[TASK DETAILS]: Could you quote the data word for word, from its first line up to and including the line with "x-axis-unit-label: GW <box>633"?

[DATASET EXTRACT]:
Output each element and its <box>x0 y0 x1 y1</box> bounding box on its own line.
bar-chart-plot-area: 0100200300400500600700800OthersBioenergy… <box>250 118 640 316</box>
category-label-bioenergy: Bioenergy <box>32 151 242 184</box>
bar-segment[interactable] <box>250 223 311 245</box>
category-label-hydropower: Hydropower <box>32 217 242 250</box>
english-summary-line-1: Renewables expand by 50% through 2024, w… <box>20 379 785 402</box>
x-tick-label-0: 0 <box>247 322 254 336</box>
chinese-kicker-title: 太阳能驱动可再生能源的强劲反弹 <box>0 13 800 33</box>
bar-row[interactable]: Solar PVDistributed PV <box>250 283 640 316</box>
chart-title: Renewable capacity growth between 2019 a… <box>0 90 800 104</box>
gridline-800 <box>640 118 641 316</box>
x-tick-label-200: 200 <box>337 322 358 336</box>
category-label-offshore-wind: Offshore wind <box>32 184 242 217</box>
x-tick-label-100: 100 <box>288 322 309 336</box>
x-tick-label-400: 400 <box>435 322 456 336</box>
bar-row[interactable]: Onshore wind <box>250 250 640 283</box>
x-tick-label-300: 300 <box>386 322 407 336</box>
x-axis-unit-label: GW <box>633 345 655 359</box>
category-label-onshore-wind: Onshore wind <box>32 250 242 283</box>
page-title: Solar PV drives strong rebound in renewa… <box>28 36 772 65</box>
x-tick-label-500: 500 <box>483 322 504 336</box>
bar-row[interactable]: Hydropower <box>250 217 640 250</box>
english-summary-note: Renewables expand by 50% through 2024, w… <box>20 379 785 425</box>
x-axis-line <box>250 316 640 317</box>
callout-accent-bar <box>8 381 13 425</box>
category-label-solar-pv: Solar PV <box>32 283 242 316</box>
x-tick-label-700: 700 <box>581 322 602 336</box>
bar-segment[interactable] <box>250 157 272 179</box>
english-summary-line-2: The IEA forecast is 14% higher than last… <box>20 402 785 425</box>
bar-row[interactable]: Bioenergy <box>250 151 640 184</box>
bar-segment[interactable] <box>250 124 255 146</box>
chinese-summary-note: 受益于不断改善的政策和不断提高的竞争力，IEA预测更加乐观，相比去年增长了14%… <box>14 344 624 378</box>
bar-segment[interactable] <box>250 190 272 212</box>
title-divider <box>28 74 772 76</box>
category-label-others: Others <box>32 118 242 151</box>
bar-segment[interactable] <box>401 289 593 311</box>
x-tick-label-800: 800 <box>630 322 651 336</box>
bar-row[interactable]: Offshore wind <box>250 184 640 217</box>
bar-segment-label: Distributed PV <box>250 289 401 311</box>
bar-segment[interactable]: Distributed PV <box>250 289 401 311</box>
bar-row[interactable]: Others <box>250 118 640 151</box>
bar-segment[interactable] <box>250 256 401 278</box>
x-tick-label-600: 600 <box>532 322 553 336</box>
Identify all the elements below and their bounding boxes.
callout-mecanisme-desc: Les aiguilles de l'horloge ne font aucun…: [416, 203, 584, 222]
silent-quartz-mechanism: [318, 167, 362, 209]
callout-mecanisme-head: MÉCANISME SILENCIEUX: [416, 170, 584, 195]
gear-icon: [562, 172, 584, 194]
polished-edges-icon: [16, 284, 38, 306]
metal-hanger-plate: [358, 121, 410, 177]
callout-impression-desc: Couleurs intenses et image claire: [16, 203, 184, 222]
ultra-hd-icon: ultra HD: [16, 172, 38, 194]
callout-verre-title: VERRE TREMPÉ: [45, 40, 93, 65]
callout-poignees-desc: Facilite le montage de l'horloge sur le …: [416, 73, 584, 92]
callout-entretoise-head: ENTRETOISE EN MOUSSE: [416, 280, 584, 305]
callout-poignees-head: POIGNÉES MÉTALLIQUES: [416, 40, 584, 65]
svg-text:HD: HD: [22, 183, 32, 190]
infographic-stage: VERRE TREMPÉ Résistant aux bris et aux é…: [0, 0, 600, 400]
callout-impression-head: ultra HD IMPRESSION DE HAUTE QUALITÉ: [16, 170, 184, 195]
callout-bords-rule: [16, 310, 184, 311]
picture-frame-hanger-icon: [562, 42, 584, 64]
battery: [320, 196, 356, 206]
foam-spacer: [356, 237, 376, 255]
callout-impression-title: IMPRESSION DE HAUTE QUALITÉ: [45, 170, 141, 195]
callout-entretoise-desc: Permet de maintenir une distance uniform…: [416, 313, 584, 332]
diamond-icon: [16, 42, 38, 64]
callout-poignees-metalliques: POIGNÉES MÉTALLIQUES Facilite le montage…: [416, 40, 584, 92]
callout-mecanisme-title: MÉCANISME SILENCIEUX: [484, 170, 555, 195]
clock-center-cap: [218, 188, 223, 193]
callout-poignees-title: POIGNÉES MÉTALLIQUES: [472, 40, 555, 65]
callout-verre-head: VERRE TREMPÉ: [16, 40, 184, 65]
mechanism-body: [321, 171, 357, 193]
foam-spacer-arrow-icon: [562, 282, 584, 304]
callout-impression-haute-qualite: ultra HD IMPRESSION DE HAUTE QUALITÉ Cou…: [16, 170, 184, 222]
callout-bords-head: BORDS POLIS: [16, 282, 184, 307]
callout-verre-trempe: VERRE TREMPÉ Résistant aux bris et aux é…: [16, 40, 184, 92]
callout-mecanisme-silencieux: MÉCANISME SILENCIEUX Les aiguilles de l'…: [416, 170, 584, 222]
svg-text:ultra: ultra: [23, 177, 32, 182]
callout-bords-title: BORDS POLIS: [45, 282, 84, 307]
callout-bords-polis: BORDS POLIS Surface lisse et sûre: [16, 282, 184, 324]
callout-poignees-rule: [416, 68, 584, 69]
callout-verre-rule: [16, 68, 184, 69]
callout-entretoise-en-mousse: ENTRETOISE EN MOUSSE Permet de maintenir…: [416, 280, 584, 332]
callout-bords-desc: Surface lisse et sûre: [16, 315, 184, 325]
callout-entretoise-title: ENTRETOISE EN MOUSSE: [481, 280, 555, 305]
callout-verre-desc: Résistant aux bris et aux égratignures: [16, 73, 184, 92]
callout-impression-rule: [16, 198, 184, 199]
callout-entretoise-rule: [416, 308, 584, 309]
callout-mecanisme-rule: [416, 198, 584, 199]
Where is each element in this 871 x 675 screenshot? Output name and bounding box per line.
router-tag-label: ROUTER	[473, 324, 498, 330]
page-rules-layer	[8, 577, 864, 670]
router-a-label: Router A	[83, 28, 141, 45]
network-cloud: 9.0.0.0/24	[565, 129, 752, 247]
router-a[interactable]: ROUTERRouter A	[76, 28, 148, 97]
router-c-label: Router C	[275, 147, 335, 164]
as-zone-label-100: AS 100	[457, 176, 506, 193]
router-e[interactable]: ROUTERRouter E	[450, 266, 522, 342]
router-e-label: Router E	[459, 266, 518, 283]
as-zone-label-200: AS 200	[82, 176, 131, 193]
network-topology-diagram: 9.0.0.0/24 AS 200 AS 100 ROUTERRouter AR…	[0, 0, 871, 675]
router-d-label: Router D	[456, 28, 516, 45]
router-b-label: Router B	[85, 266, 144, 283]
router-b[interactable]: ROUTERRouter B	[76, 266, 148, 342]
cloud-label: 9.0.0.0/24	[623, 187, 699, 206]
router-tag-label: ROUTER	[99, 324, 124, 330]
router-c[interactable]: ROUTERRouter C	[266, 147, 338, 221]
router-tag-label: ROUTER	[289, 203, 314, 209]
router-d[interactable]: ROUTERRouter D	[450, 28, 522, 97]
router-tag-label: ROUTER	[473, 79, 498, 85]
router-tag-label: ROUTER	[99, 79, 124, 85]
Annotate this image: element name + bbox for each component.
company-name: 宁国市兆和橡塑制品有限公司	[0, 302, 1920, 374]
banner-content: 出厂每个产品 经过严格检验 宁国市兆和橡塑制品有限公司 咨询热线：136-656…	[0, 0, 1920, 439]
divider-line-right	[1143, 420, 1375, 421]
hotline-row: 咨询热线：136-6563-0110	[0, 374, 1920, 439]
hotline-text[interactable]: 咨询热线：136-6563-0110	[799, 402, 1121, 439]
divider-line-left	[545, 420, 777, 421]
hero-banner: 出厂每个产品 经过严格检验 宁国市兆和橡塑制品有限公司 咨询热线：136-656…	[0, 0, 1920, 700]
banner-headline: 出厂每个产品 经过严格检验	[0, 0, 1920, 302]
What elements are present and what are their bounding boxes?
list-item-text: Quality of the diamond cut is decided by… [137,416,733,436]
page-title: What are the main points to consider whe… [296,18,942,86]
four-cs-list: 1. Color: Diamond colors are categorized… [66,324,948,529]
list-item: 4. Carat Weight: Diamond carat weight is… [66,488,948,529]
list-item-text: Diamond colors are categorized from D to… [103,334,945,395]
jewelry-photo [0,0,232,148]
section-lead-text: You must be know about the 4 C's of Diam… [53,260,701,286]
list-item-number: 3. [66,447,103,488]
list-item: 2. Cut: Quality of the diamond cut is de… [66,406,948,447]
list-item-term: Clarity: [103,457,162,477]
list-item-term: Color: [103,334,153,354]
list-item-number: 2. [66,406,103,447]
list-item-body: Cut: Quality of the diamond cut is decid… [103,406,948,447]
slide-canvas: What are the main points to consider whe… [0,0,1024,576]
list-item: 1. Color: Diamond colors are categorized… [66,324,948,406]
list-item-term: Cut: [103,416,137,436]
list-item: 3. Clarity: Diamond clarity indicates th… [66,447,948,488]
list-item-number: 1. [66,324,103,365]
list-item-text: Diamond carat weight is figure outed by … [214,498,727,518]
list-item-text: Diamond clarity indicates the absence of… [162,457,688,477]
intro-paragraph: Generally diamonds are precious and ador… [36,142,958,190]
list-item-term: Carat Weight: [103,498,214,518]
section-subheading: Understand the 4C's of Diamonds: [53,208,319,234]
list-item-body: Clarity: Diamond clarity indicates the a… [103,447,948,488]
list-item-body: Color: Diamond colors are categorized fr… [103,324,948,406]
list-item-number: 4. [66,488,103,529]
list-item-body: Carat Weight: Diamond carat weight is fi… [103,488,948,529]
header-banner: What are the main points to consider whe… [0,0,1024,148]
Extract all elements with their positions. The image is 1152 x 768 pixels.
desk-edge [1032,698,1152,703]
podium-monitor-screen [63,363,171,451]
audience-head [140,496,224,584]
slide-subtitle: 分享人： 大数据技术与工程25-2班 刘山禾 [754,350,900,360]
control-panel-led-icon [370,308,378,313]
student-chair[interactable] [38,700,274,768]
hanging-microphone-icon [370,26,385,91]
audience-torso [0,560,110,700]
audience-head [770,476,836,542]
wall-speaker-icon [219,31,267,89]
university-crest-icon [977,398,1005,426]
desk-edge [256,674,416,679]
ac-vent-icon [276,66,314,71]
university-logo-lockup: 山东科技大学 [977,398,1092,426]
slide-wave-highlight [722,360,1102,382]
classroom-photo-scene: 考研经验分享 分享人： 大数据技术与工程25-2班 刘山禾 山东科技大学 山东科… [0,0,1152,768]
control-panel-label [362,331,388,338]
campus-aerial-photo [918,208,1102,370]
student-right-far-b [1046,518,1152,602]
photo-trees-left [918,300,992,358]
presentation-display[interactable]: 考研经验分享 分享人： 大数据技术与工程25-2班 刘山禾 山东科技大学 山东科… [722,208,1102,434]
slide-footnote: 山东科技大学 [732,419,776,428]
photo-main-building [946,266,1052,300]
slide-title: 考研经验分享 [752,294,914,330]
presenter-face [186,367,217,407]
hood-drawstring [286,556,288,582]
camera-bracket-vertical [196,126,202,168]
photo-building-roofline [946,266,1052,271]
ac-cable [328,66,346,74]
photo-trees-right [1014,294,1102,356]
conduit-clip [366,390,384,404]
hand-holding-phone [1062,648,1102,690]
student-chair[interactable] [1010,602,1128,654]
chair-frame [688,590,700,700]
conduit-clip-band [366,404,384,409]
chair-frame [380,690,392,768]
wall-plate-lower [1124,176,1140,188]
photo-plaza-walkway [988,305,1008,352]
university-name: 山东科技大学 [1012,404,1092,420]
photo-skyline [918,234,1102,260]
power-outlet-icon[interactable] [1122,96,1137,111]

[RESPONSE]:
Output each element and its <box>x0 y0 x1 y1</box> bounding box on its own line.
bar-chart-plot-area: 0100200300400500600700800OthersBioenergy… <box>250 118 640 316</box>
category-label-bioenergy: Bioenergy <box>32 151 242 184</box>
bar-segment[interactable] <box>250 223 311 245</box>
category-label-hydropower: Hydropower <box>32 217 242 250</box>
english-summary-line-1: Renewables expand by 50% through 2024, w… <box>20 379 785 402</box>
x-tick-label-0: 0 <box>247 322 254 336</box>
chinese-kicker-title: 太阳能驱动可再生能源的强劲反弹 <box>0 13 800 33</box>
bar-row[interactable]: Solar PVDistributed PV <box>250 283 640 316</box>
chart-title: Renewable capacity growth between 2019 a… <box>0 90 800 104</box>
gridline-800 <box>640 118 641 316</box>
x-tick-label-200: 200 <box>337 322 358 336</box>
category-label-offshore-wind: Offshore wind <box>32 184 242 217</box>
x-tick-label-100: 100 <box>288 322 309 336</box>
x-tick-label-400: 400 <box>435 322 456 336</box>
bar-row[interactable]: Onshore wind <box>250 250 640 283</box>
x-tick-label-300: 300 <box>386 322 407 336</box>
x-axis-unit-label: GW <box>633 345 655 359</box>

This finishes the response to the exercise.